WORK REQUIRED:
Without the pictures, write out all the lines below exactly as they appear.
** START OF DATASET **
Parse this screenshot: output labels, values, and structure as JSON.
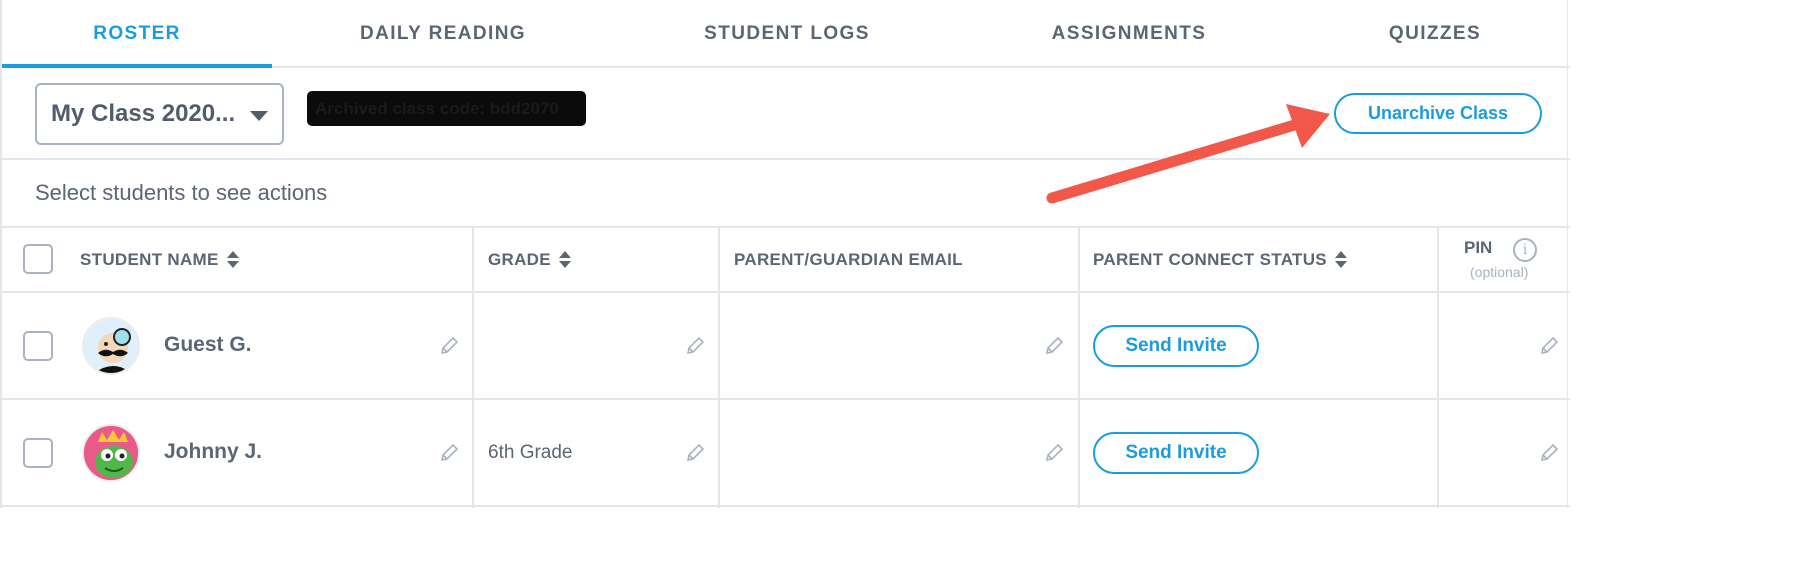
{
  "tabs": [
    {
      "label": "ROSTER",
      "active": true
    },
    {
      "label": "DAILY READING",
      "active": false
    },
    {
      "label": "STUDENT LOGS",
      "active": false
    },
    {
      "label": "ASSIGNMENTS",
      "active": false
    },
    {
      "label": "QUIZZES",
      "active": false
    }
  ],
  "toolbar": {
    "class_select_value": "My Class 2020...",
    "archived_code_text": "Archived class code: bdd2070",
    "unarchive_label": "Unarchive Class"
  },
  "helper_text": "Select students to see actions",
  "table": {
    "headers": {
      "student_name": "STUDENT NAME",
      "grade": "GRADE",
      "parent_email": "PARENT/GUARDIAN EMAIL",
      "parent_status": "PARENT CONNECT STATUS",
      "pin": "PIN",
      "pin_optional": "(optional)",
      "pin_info": "i"
    },
    "rows": [
      {
        "name": "Guest G.",
        "grade": "",
        "email": "",
        "status_action": "Send Invite",
        "pin": ""
      },
      {
        "name": "Johnny J.",
        "grade": "6th Grade",
        "email": "",
        "status_action": "Send Invite",
        "pin": ""
      }
    ]
  },
  "colors": {
    "accent": "#1a9ce0",
    "text": "#5b6574",
    "border": "#e3e7ec",
    "annotation_arrow": "#f2584a"
  },
  "icons": {
    "sort": "sort-icon",
    "edit": "pencil-icon",
    "info": "info-icon",
    "dropdown": "caret-down-icon"
  }
}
** END OF DATASET **
RESULT FOR THIS EXERCISE:
Parse this screenshot: output labels, values, and structure as JSON.
{
  "tabs": [
    {
      "label": "ROSTER",
      "active": true
    },
    {
      "label": "DAILY READING",
      "active": false
    },
    {
      "label": "STUDENT LOGS",
      "active": false
    },
    {
      "label": "ASSIGNMENTS",
      "active": false
    },
    {
      "label": "QUIZZES",
      "active": false
    }
  ],
  "toolbar": {
    "class_select_value": "My Class 2020...",
    "archived_code_text": "Archived class code: bdd2070",
    "unarchive_label": "Unarchive Class"
  },
  "helper_text": "Select students to see actions",
  "table": {
    "headers": {
      "student_name": "STUDENT NAME",
      "grade": "GRADE",
      "parent_email": "PARENT/GUARDIAN EMAIL",
      "parent_status": "PARENT CONNECT STATUS",
      "pin": "PIN",
      "pin_optional": "(optional)",
      "pin_info": "i"
    },
    "rows": [
      {
        "name": "Guest G.",
        "grade": "",
        "email": "",
        "status_action": "Send Invite",
        "pin": ""
      },
      {
        "name": "Johnny J.",
        "grade": "6th Grade",
        "email": "",
        "status_action": "Send Invite",
        "pin": ""
      }
    ]
  },
  "colors": {
    "accent": "#1a9ce0",
    "text": "#5b6574",
    "border": "#e3e7ec",
    "annotation_arrow": "#f2584a"
  },
  "icons": {
    "sort": "sort-icon",
    "edit": "pencil-icon",
    "info": "info-icon",
    "dropdown": "caret-down-icon"
  }
}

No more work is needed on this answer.